== What is expected ==
Pick out every line of the entries below where "Clean" occurs, and copy those lines.

== Data listing ==
────
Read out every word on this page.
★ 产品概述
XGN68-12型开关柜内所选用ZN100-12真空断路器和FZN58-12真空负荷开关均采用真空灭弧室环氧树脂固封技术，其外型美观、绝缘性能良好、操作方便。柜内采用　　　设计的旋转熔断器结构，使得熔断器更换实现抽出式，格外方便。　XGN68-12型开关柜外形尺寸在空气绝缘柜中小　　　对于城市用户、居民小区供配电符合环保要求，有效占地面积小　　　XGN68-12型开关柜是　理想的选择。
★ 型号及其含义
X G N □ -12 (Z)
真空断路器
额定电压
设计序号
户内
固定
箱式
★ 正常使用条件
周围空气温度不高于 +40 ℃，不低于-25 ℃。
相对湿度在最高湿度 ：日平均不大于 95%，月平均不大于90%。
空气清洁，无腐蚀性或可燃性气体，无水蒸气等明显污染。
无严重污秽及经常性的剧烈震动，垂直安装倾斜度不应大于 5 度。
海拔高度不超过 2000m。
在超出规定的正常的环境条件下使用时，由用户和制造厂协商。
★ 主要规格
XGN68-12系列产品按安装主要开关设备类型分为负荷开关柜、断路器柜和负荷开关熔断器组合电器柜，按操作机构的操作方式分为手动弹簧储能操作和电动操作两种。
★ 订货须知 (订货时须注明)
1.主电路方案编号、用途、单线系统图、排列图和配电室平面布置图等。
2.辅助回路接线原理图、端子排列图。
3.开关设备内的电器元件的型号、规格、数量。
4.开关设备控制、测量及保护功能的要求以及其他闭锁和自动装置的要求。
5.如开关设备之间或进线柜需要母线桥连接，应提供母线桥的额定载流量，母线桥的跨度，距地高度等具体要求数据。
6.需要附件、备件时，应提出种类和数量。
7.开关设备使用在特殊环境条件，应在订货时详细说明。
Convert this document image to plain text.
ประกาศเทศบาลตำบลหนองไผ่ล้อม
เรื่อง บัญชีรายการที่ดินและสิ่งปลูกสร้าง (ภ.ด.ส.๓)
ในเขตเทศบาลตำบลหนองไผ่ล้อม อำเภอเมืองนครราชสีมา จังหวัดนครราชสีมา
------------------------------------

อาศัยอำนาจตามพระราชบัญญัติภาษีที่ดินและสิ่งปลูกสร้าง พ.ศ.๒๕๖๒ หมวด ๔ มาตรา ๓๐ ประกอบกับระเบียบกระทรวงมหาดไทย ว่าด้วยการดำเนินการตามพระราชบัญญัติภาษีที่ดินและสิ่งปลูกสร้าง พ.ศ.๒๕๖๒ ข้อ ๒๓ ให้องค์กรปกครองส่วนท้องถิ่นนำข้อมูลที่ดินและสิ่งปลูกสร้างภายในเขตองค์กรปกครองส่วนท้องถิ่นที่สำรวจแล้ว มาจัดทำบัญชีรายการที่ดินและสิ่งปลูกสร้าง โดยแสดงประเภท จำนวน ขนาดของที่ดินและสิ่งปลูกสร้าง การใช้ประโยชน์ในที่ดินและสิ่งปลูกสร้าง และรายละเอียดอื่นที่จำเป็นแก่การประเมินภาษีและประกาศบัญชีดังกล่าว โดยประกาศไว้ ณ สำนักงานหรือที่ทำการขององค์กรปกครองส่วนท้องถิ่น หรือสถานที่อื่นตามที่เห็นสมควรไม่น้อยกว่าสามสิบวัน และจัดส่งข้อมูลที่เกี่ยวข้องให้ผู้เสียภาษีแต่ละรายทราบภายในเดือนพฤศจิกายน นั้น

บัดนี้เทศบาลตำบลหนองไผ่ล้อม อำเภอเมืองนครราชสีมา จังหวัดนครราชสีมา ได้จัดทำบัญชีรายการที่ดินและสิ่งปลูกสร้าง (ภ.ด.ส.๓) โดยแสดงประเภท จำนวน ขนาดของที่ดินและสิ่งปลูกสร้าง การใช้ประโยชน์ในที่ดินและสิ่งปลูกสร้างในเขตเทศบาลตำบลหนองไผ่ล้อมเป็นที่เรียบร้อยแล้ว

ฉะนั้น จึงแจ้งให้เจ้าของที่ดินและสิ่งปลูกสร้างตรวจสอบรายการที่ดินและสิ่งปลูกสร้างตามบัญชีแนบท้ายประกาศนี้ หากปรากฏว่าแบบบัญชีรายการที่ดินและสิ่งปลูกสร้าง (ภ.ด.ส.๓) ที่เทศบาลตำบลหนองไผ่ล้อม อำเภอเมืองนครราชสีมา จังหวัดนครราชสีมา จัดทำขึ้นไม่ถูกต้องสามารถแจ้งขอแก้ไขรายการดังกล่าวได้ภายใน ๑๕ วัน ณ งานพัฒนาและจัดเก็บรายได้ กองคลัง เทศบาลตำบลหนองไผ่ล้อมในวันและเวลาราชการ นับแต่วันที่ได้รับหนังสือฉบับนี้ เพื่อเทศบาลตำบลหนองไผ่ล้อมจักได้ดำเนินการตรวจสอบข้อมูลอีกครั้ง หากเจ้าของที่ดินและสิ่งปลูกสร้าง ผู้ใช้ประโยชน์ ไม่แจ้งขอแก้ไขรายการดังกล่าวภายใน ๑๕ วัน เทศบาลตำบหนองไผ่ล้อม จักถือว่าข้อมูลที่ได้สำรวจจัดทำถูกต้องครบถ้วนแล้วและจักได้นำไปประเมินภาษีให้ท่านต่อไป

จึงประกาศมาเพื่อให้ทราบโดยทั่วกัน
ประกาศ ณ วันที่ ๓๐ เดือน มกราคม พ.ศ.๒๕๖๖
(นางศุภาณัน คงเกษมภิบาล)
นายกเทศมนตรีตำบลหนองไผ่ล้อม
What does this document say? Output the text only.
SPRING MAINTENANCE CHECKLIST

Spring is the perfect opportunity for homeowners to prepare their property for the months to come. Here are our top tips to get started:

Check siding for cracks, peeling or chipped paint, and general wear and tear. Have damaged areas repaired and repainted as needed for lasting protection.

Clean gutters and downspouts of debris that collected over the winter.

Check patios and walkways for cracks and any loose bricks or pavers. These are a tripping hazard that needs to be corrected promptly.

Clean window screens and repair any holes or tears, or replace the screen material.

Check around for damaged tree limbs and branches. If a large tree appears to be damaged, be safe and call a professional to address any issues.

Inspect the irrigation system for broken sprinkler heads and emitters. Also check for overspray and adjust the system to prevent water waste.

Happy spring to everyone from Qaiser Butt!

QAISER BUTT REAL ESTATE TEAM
────
== Output of the exercise ==
Clean gutters and downspouts of debris that collected over the winter.
Clean window screens and repair any holes or tears, or replace the screen material.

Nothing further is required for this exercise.